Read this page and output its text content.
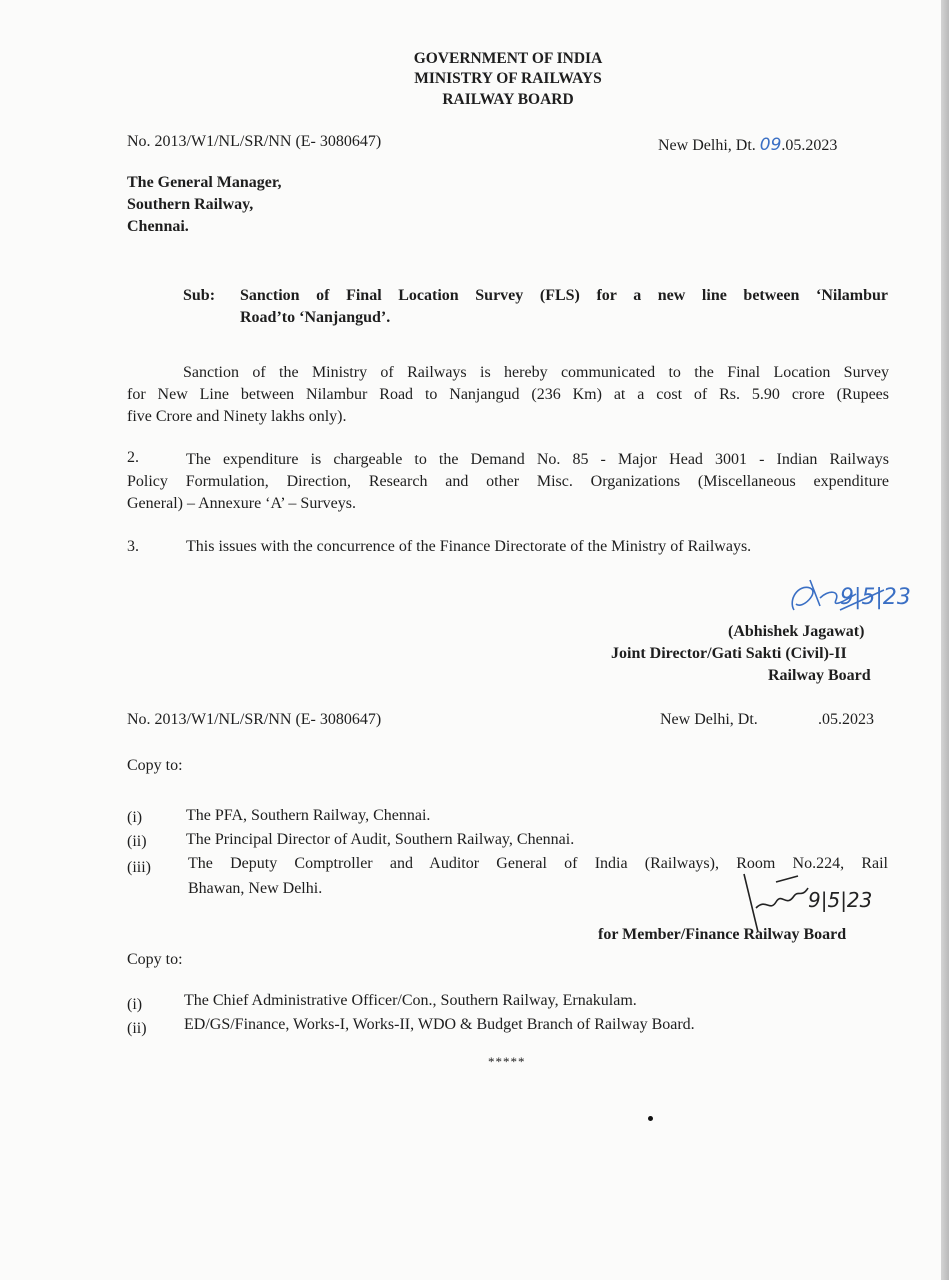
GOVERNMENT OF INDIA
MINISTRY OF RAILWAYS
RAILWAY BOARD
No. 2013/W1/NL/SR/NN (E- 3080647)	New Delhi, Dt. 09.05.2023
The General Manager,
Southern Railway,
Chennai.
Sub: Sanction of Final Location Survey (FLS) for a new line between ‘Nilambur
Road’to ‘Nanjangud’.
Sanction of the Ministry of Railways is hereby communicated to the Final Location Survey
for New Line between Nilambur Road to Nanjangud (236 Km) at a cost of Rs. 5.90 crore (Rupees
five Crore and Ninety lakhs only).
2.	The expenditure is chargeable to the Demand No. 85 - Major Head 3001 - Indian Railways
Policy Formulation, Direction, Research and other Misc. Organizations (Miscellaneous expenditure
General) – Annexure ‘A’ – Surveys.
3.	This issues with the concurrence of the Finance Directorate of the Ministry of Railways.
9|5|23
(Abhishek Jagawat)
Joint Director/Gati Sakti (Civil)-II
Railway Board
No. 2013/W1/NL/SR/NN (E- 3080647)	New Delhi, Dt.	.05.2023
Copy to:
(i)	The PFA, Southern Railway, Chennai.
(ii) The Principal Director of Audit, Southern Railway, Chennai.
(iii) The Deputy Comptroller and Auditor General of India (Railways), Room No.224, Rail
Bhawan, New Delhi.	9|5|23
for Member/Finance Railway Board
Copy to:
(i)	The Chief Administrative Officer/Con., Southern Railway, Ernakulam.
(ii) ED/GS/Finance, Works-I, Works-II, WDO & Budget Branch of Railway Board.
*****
==
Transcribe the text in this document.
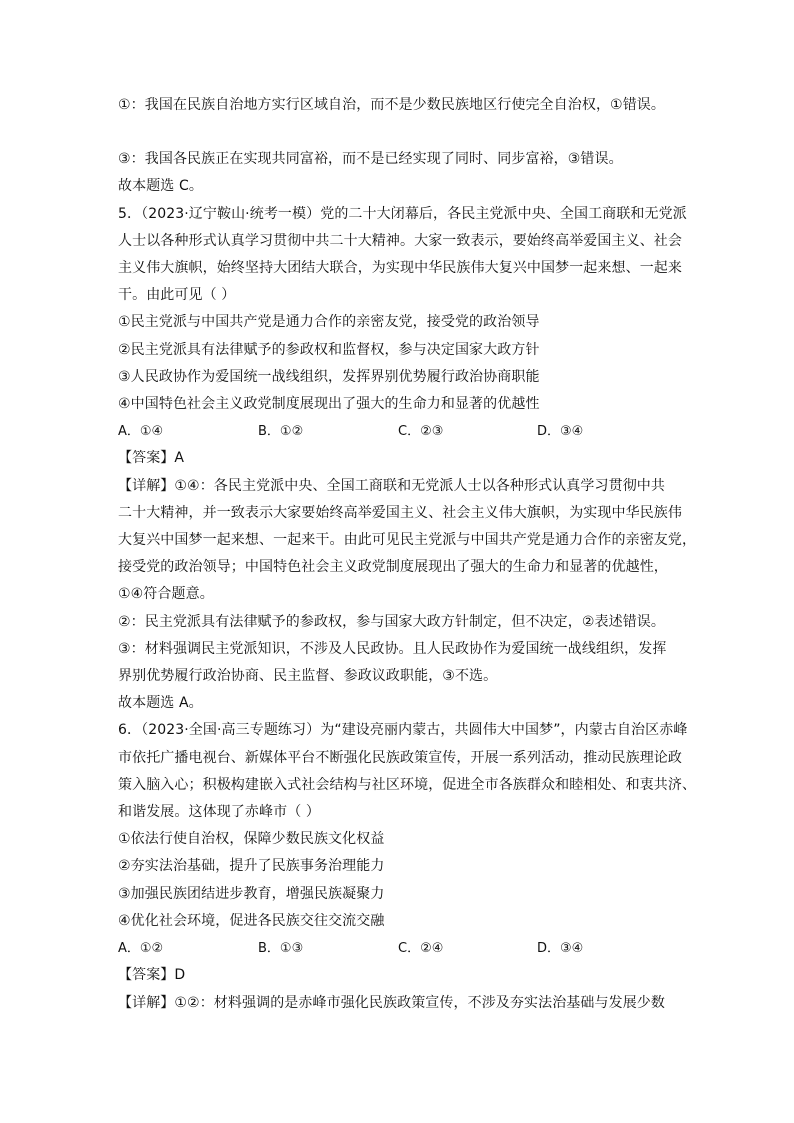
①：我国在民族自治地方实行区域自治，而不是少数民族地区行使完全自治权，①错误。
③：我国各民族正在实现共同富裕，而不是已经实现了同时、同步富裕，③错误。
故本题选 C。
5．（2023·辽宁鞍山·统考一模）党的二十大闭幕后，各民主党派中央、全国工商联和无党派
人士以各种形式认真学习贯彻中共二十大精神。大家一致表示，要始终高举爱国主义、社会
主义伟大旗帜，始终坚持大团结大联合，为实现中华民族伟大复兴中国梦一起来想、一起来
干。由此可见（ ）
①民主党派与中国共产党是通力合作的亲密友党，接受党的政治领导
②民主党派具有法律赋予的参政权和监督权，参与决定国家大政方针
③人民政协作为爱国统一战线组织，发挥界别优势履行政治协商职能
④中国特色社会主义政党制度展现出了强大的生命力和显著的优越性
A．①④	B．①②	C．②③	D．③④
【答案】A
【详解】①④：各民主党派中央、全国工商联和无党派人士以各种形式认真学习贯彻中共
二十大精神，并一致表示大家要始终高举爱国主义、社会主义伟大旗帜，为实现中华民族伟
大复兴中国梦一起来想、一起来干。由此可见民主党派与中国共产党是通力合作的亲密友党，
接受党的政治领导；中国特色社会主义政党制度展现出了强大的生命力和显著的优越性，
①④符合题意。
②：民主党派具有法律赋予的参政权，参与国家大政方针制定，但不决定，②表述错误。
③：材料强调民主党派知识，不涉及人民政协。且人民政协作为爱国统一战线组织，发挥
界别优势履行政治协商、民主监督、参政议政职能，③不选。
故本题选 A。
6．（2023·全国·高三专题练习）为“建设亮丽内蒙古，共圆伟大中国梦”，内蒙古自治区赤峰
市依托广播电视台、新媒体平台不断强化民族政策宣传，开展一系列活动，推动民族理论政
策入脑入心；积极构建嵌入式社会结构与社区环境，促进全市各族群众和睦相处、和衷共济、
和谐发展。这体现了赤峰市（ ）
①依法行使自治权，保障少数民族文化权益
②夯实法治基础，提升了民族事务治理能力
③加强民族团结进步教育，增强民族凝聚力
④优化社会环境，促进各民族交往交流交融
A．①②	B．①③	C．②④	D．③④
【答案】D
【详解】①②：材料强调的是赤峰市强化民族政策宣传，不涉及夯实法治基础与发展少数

WORK TO COMPLETE: In the material above, show every line where the word "各民主党派中央" turns up.

SOLUTION FOR THIS TASK:
5．（2023·辽宁鞍山·统考一模）党的二十大闭幕后，各民主党派中央、全国工商联和无党派
【详解】①④：各民主党派中央、全国工商联和无党派人士以各种形式认真学习贯彻中共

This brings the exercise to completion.